→ **Work to complete**:
Read the records below. Copy each line where the string "réponses" occurs.
— START —
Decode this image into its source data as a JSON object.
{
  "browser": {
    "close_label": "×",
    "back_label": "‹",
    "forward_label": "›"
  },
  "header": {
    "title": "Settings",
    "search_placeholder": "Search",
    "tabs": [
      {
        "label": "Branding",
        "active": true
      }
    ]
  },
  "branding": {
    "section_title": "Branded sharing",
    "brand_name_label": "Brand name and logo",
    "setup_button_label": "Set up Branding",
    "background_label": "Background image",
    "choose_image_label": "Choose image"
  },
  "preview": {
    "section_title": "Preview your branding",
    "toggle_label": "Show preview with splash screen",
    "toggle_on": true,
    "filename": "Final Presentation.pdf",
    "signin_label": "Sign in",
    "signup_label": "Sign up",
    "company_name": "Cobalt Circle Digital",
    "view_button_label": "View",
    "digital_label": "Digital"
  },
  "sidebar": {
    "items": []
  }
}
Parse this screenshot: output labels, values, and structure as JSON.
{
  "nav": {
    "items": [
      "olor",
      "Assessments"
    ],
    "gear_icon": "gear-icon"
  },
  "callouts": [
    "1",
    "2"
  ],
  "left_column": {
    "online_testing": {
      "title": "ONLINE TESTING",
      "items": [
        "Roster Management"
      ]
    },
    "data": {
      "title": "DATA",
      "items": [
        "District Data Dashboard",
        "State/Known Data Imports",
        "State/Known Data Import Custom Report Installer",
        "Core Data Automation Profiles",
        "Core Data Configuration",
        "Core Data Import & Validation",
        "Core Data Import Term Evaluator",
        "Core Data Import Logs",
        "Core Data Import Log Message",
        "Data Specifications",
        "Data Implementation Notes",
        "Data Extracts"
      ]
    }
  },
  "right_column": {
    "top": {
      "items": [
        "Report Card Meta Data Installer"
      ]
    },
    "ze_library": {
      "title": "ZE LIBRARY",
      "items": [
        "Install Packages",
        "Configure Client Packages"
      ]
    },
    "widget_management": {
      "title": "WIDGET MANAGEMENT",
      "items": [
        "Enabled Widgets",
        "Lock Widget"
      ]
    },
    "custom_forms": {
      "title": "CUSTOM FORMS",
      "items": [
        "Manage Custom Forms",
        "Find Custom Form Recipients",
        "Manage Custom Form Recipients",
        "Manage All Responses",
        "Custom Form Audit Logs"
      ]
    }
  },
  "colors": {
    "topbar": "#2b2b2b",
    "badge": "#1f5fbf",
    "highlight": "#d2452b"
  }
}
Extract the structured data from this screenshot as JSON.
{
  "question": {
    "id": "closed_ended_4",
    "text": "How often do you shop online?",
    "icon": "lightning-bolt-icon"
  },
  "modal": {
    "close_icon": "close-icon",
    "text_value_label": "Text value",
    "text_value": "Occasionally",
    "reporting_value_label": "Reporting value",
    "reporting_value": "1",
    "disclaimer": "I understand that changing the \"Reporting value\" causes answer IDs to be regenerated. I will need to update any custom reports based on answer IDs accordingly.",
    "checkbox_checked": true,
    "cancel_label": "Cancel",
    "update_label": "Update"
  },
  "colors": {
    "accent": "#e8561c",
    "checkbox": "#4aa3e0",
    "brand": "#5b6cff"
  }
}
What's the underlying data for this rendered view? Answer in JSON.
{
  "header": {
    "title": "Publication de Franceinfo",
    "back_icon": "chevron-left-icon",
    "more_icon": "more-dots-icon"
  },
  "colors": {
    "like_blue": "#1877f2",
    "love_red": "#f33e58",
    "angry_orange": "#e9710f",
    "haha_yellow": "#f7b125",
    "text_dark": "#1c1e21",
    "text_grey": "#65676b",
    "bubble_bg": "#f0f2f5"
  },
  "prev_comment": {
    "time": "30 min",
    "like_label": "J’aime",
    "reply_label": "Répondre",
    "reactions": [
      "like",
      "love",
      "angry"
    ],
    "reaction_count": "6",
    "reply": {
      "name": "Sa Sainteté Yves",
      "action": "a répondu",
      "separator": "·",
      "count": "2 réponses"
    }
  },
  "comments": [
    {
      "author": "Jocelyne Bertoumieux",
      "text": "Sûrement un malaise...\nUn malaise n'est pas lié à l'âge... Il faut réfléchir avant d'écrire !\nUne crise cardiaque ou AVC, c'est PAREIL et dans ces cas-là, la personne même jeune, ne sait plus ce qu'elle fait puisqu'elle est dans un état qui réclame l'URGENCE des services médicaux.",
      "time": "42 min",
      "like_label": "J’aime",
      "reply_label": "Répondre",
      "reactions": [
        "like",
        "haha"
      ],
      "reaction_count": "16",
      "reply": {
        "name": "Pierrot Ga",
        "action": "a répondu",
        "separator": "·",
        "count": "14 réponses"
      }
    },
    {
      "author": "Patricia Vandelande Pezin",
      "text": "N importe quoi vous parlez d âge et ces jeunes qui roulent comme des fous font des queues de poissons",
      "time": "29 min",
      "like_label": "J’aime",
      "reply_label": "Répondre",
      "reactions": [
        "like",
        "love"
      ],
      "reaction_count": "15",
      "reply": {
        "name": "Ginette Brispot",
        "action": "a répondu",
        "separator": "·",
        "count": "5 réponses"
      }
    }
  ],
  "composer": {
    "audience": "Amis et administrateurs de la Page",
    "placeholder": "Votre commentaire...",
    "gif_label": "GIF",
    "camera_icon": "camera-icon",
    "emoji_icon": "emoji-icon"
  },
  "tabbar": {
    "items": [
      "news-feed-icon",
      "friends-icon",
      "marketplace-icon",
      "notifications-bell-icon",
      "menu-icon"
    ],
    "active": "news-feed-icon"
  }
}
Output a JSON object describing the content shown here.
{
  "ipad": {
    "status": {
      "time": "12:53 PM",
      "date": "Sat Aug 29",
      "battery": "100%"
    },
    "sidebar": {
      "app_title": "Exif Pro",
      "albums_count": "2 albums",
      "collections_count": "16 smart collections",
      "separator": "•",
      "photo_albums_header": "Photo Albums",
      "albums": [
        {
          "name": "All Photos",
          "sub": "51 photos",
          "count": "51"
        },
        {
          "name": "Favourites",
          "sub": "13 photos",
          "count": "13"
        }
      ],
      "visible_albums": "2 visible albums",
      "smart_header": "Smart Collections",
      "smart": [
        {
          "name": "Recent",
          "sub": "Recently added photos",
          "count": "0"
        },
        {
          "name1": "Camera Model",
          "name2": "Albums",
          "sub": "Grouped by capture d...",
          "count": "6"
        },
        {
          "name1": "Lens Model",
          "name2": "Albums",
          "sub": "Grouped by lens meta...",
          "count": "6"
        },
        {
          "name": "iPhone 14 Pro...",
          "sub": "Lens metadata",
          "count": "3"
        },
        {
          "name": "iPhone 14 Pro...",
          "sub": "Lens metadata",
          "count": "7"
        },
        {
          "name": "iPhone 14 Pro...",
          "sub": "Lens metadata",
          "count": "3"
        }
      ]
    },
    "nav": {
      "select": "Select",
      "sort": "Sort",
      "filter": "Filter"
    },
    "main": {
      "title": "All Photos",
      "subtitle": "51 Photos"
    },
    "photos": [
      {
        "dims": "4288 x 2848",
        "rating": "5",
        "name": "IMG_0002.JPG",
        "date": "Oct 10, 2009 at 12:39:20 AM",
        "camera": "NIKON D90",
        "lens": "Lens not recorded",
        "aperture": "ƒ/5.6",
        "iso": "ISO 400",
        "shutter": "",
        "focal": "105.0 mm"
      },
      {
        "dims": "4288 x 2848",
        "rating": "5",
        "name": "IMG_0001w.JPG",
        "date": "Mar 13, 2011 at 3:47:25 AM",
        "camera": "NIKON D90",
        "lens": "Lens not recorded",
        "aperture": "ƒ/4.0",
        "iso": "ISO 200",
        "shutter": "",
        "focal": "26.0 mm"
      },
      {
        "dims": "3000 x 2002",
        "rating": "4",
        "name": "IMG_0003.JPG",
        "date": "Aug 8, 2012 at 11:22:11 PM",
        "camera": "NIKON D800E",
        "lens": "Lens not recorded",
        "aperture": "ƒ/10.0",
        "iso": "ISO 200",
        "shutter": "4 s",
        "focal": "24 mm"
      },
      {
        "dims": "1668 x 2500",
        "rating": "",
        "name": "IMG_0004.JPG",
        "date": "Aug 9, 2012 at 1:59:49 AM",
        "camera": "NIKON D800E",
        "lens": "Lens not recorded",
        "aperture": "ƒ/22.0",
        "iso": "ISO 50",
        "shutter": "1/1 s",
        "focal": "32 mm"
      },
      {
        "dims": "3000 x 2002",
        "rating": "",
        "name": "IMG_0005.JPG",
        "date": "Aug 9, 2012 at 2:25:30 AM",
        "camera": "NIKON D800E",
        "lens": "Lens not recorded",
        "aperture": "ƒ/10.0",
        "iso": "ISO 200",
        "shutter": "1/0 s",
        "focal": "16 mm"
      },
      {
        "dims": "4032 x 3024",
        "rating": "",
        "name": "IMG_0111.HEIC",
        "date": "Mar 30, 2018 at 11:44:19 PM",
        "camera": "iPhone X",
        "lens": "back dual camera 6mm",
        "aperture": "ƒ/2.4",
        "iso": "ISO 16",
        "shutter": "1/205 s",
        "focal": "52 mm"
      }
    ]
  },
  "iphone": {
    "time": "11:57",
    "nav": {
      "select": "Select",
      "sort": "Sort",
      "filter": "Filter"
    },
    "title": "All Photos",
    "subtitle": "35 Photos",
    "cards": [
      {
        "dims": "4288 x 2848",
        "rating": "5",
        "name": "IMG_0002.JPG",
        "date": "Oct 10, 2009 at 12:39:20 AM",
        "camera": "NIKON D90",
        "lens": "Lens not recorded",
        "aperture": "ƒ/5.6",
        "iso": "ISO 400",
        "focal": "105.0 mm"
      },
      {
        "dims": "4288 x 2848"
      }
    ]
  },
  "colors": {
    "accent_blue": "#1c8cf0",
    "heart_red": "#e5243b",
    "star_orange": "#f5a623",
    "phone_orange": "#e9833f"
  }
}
— END —
→ **Response**:
      "count": "2 réponses"
        "count": "14 réponses"
        "count": "5 réponses"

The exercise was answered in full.